→ CHALLENGE: Draw out every line with the word "color" from the listing below.
BEGIN
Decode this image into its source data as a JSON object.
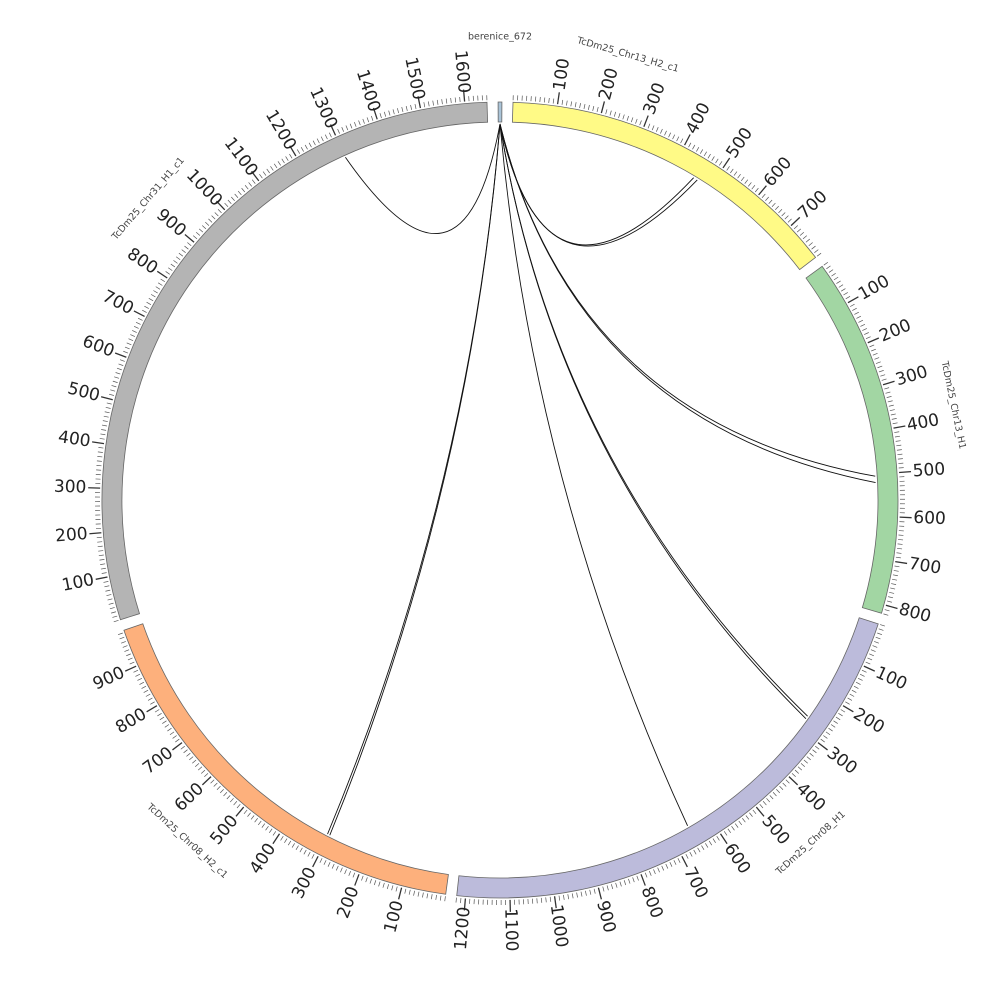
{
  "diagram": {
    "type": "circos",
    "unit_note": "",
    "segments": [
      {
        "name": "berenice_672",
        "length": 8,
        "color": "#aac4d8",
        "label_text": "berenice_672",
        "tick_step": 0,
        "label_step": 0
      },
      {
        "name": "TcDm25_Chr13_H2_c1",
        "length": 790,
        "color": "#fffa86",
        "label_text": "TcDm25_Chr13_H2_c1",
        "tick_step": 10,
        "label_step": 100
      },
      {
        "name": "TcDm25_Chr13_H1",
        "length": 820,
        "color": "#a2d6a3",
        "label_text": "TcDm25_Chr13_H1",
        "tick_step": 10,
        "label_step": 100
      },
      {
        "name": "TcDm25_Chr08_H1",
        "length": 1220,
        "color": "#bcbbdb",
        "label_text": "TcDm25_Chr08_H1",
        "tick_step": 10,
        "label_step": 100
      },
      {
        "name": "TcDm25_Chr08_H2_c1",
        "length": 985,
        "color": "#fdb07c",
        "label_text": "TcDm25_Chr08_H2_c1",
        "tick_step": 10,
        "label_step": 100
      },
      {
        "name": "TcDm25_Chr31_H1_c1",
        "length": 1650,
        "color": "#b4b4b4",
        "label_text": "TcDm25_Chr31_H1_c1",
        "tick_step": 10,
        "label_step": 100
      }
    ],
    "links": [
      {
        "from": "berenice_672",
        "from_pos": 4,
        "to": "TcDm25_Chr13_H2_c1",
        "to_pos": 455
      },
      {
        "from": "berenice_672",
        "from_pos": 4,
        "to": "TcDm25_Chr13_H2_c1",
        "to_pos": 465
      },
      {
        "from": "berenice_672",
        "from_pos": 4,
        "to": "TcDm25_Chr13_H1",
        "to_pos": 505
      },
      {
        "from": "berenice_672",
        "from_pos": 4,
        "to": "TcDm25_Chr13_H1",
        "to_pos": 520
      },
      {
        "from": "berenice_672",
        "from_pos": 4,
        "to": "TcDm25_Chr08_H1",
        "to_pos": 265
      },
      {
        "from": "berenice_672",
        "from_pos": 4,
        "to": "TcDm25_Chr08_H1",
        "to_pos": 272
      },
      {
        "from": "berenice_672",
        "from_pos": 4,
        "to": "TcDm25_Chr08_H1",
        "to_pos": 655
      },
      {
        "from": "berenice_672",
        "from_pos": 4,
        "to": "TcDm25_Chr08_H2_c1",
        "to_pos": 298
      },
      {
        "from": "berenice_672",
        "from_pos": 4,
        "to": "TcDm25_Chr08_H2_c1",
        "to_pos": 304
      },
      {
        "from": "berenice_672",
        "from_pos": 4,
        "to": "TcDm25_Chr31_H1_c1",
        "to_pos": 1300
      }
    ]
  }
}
END
→ RESULT OF THIS EXERCISE:
        "color": "#aac4d8",
        "color": "#fffa86",
        "color": "#a2d6a3",
        "color": "#bcbbdb",
        "color": "#fdb07c",
        "color": "#b4b4b4",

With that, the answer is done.